TASK REQUIREMENTS —
From the listing below, count the lines where the string "videos" occurs. Give the number, with no other words.

TASK DATA —
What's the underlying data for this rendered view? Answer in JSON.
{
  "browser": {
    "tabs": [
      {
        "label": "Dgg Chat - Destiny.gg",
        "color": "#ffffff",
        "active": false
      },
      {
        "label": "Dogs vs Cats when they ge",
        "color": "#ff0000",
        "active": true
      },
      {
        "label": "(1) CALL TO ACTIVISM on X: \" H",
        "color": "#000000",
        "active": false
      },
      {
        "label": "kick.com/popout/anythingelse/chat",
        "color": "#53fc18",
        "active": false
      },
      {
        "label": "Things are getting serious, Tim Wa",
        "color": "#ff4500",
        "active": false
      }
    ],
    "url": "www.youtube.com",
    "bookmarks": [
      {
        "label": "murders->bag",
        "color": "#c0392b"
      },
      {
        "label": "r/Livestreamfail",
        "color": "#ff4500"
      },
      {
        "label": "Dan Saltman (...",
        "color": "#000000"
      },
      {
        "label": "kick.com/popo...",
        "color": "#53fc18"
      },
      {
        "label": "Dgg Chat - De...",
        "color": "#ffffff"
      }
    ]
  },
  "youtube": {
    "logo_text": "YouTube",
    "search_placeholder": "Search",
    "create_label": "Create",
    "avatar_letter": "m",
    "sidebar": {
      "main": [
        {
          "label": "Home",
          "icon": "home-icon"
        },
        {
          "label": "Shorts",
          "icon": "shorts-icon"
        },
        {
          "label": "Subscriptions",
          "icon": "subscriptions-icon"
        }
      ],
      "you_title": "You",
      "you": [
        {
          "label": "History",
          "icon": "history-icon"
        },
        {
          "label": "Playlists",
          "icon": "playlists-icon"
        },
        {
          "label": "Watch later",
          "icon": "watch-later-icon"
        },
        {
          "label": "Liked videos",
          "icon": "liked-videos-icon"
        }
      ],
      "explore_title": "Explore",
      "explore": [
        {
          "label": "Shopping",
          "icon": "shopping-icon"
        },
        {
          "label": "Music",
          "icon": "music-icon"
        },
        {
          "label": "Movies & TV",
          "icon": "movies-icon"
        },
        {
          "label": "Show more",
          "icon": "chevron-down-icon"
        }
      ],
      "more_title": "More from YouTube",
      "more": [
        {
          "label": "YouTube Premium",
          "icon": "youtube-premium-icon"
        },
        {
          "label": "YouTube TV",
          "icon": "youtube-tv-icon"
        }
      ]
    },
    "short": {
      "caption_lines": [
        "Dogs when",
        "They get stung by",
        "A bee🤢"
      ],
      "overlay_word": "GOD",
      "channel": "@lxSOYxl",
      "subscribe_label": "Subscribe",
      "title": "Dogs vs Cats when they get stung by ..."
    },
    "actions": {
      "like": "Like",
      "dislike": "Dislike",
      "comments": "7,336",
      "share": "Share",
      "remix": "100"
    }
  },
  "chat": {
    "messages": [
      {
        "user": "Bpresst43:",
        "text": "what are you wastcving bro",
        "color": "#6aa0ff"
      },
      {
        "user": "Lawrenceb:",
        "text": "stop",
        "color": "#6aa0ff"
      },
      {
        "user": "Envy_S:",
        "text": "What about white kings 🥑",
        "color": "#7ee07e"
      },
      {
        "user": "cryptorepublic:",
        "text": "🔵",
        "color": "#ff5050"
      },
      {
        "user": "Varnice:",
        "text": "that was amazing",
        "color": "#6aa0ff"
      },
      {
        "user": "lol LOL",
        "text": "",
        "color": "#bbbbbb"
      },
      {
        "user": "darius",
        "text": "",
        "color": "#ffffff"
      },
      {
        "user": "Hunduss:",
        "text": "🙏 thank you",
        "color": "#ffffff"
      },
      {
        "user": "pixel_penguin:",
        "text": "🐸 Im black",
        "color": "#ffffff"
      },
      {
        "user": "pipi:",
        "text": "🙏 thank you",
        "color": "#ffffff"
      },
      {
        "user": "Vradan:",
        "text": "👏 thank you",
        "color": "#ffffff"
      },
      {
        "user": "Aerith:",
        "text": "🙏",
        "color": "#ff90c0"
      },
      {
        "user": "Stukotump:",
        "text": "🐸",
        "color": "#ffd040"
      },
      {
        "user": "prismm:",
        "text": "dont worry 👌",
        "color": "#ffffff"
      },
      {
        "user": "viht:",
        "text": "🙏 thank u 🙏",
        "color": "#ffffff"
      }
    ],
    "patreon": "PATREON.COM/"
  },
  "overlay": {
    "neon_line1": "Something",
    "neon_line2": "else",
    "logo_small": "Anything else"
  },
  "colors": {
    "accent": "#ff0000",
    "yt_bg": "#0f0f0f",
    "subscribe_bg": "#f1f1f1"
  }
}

REPLY TO THE EXERCISE —
2